Directive: Return a copy of every line in the records that includes the word "Objects".

Part of a data file:
## start

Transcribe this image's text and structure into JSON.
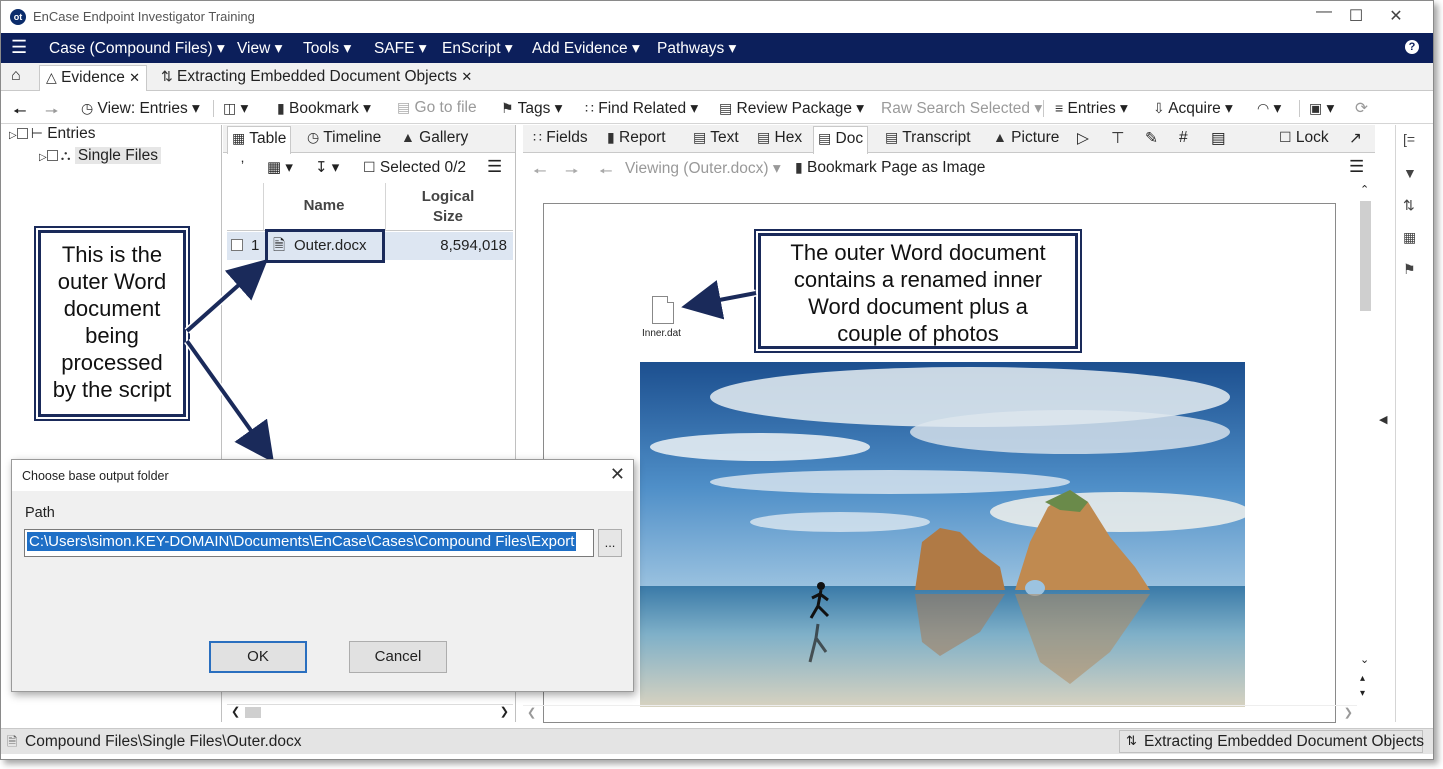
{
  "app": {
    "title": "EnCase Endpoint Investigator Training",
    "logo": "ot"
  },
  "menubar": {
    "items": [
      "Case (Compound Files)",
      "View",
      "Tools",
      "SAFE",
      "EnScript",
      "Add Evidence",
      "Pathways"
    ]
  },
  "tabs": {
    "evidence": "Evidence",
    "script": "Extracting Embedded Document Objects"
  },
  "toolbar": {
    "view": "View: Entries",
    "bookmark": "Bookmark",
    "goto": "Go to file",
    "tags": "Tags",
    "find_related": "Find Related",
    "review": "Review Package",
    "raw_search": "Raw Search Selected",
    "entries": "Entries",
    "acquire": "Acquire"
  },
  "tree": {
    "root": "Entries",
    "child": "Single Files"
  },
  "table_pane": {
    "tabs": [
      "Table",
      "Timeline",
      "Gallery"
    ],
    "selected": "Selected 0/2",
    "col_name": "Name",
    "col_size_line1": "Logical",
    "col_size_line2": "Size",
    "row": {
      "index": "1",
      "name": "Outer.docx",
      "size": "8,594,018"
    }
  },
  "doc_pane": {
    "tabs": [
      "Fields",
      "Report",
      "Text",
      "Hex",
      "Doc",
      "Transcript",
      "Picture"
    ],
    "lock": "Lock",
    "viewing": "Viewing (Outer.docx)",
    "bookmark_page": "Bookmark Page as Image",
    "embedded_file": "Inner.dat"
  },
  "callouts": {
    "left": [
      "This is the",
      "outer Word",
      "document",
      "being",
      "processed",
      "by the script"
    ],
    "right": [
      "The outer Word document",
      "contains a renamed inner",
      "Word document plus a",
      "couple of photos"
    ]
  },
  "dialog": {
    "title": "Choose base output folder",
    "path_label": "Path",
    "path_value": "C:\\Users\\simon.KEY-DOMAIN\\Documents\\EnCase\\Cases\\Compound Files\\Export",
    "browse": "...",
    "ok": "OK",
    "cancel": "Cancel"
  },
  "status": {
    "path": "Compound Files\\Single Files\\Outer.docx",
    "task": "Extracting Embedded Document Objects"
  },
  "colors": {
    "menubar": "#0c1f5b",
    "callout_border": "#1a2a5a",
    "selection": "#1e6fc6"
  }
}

## end
## start

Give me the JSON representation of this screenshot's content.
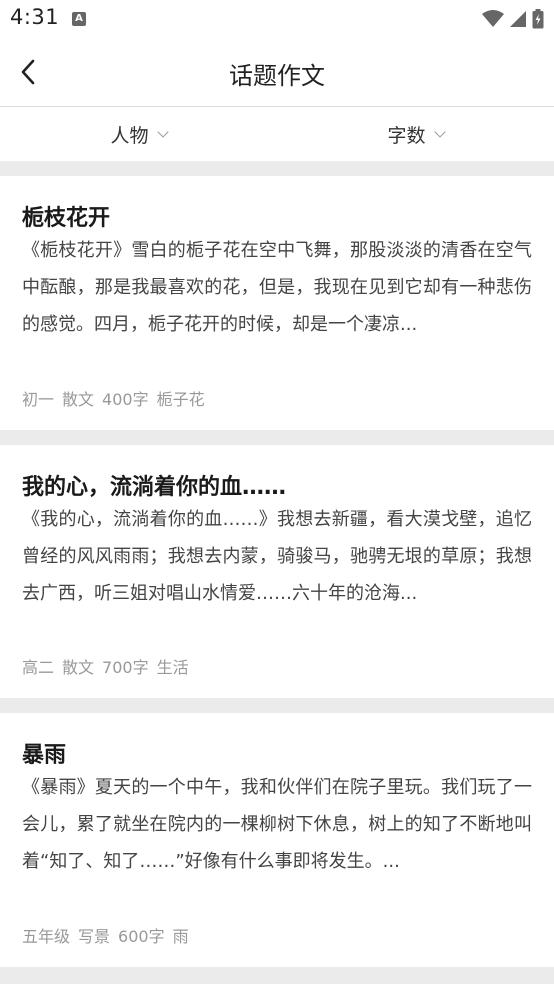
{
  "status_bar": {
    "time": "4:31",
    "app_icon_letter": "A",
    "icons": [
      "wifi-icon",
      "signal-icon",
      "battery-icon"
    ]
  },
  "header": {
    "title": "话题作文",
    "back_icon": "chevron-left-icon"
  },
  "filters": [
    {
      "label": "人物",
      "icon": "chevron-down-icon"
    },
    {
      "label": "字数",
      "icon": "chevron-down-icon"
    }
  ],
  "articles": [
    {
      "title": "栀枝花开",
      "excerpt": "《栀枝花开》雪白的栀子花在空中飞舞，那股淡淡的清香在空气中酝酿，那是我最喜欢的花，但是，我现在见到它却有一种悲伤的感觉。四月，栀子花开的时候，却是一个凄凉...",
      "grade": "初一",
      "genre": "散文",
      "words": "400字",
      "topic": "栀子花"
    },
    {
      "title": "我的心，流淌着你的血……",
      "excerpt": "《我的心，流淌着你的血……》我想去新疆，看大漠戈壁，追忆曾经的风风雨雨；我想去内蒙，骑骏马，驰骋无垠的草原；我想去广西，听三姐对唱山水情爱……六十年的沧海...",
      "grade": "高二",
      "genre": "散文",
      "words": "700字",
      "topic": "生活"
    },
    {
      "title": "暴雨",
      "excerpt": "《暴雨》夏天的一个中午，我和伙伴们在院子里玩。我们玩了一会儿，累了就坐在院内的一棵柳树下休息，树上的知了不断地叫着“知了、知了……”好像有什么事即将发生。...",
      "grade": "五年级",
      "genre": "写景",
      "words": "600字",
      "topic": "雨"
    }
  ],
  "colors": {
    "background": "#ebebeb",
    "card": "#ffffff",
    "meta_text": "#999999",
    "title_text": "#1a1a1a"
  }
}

## end
## start

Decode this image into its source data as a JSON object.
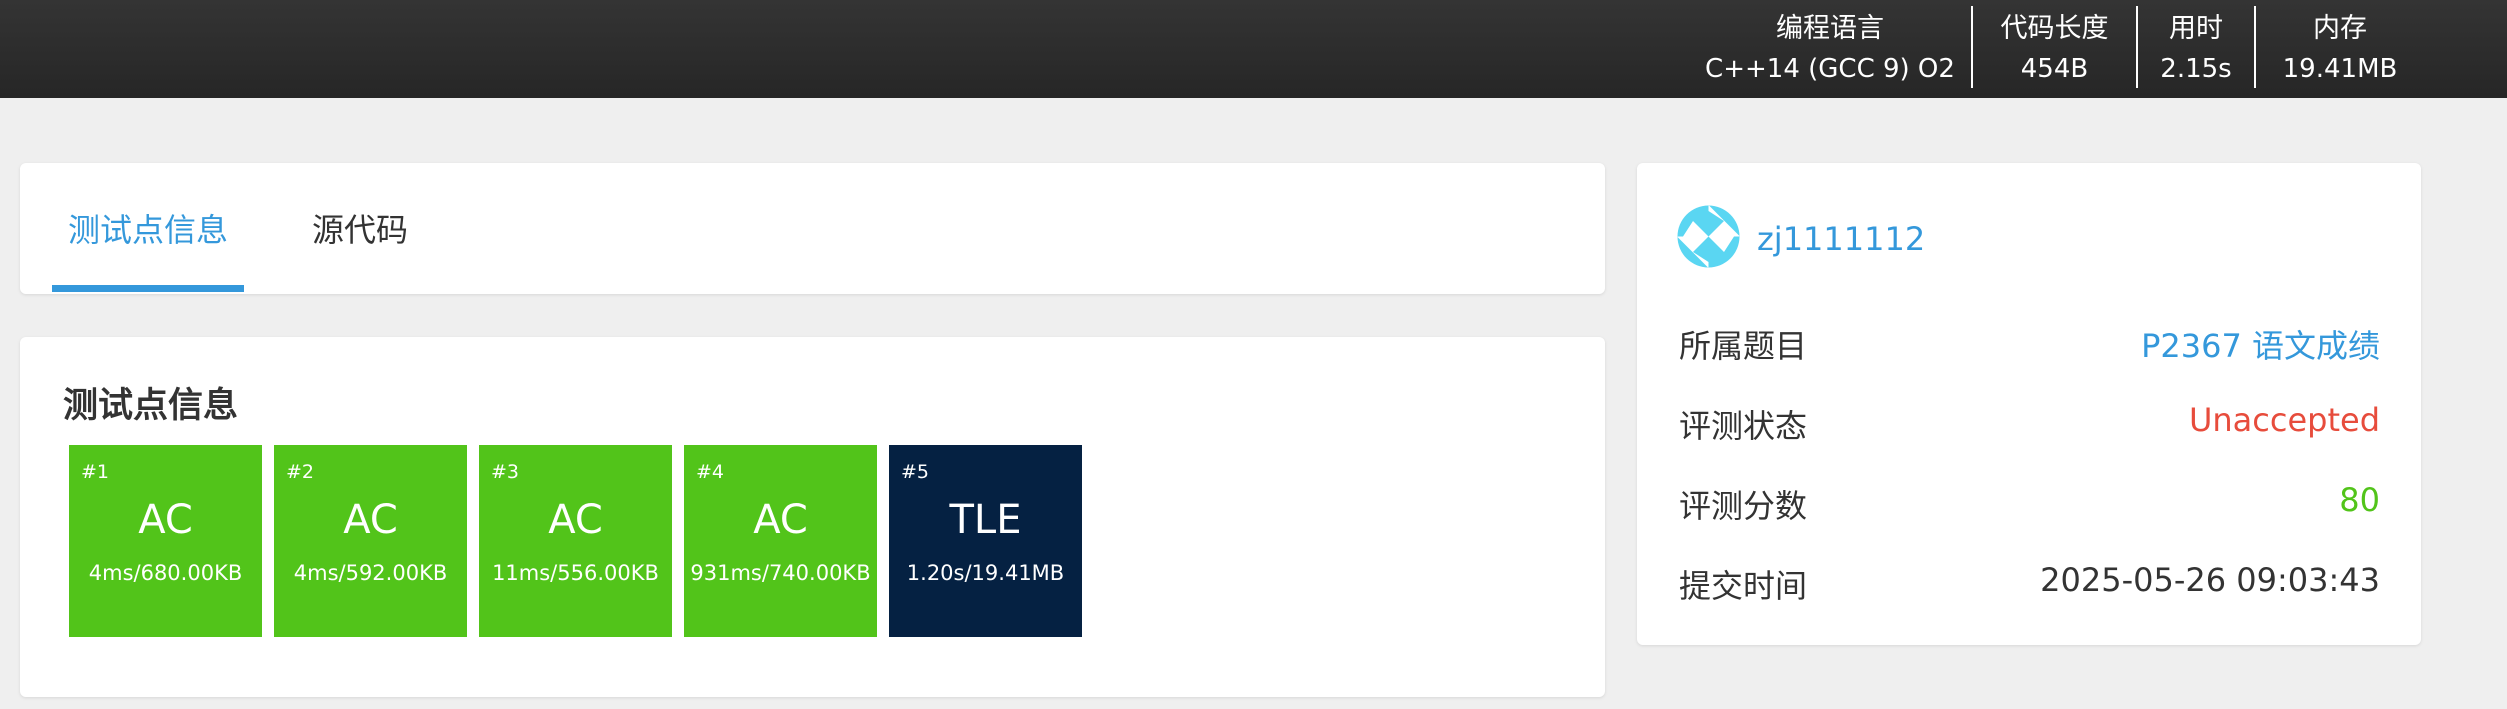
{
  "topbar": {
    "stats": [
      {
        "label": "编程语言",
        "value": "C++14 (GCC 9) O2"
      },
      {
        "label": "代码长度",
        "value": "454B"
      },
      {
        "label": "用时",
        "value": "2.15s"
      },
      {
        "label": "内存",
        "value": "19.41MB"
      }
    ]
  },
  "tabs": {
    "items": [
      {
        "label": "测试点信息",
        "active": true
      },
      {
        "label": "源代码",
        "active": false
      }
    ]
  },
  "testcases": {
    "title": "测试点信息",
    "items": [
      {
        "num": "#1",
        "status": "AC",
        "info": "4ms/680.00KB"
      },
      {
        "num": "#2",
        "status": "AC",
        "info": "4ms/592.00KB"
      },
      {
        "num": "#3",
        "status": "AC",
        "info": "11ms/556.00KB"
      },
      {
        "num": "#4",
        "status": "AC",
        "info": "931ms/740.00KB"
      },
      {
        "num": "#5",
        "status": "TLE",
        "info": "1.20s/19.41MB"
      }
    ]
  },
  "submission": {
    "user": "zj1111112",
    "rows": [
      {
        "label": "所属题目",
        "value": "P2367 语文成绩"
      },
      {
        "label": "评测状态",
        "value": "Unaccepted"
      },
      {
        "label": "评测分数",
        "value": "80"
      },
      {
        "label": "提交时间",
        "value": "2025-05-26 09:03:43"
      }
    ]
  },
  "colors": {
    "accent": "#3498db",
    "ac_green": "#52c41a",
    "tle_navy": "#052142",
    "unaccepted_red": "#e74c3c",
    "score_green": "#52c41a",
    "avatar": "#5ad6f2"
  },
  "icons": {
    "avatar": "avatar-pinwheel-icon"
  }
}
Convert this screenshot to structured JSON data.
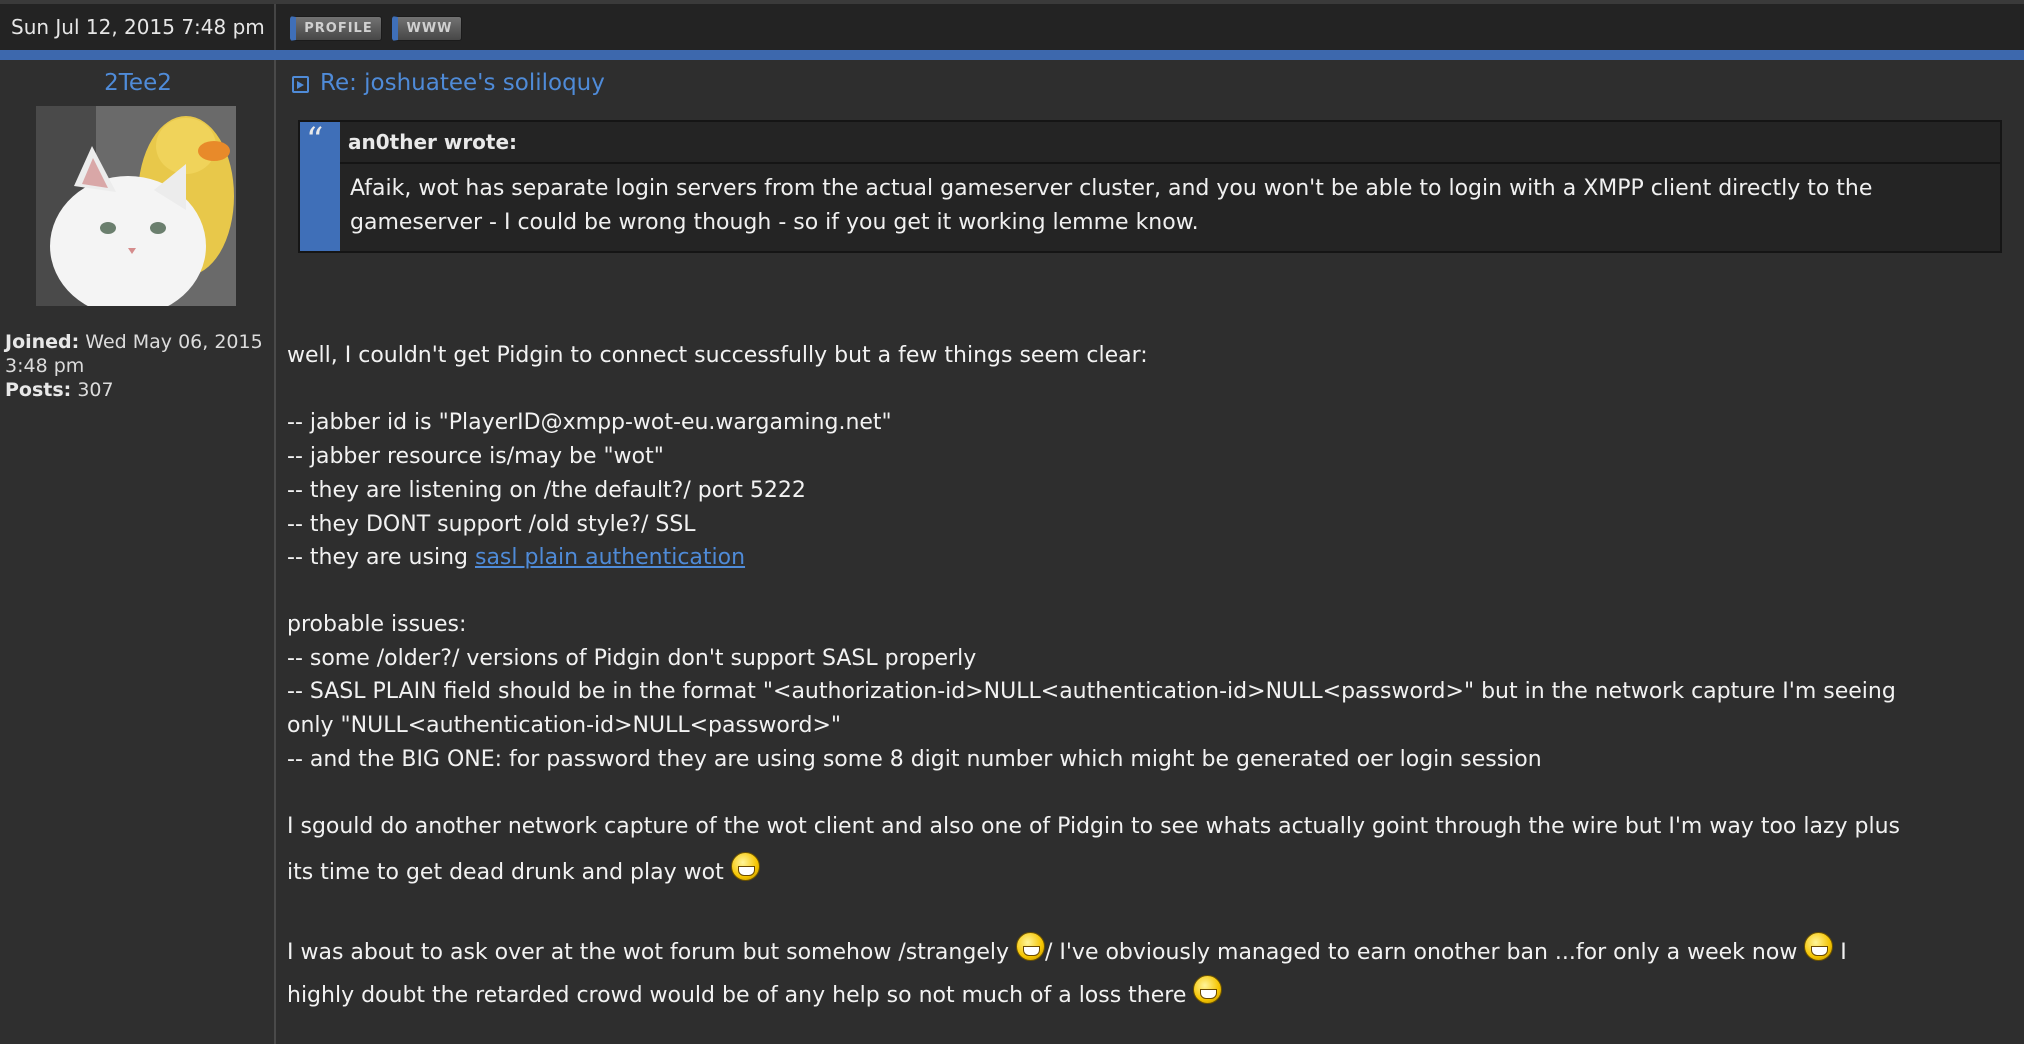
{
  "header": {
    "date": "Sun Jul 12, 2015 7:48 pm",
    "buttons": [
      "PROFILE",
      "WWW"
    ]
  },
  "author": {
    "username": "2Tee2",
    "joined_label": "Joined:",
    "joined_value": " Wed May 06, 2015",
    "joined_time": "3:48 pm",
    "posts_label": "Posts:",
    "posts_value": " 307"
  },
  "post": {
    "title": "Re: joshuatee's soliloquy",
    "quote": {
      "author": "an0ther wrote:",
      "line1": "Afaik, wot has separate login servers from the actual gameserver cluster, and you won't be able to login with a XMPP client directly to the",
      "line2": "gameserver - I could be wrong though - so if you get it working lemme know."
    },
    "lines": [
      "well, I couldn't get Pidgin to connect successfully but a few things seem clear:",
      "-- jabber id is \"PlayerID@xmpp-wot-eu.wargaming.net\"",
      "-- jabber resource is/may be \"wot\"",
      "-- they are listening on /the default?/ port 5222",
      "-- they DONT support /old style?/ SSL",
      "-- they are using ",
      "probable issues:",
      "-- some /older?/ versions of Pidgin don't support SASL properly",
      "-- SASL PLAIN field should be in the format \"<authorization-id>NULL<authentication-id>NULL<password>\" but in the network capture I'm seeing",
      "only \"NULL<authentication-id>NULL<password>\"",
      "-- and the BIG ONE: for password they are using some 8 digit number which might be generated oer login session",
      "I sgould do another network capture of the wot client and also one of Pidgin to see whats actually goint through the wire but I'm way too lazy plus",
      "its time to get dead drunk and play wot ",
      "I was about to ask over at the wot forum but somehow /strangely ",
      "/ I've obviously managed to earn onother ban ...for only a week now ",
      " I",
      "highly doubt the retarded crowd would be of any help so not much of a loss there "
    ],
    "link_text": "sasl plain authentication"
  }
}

## end

Full solution:
    "script": "Extracting Embedded Document Objects"
    "task": "Extracting Embedded Document Objects"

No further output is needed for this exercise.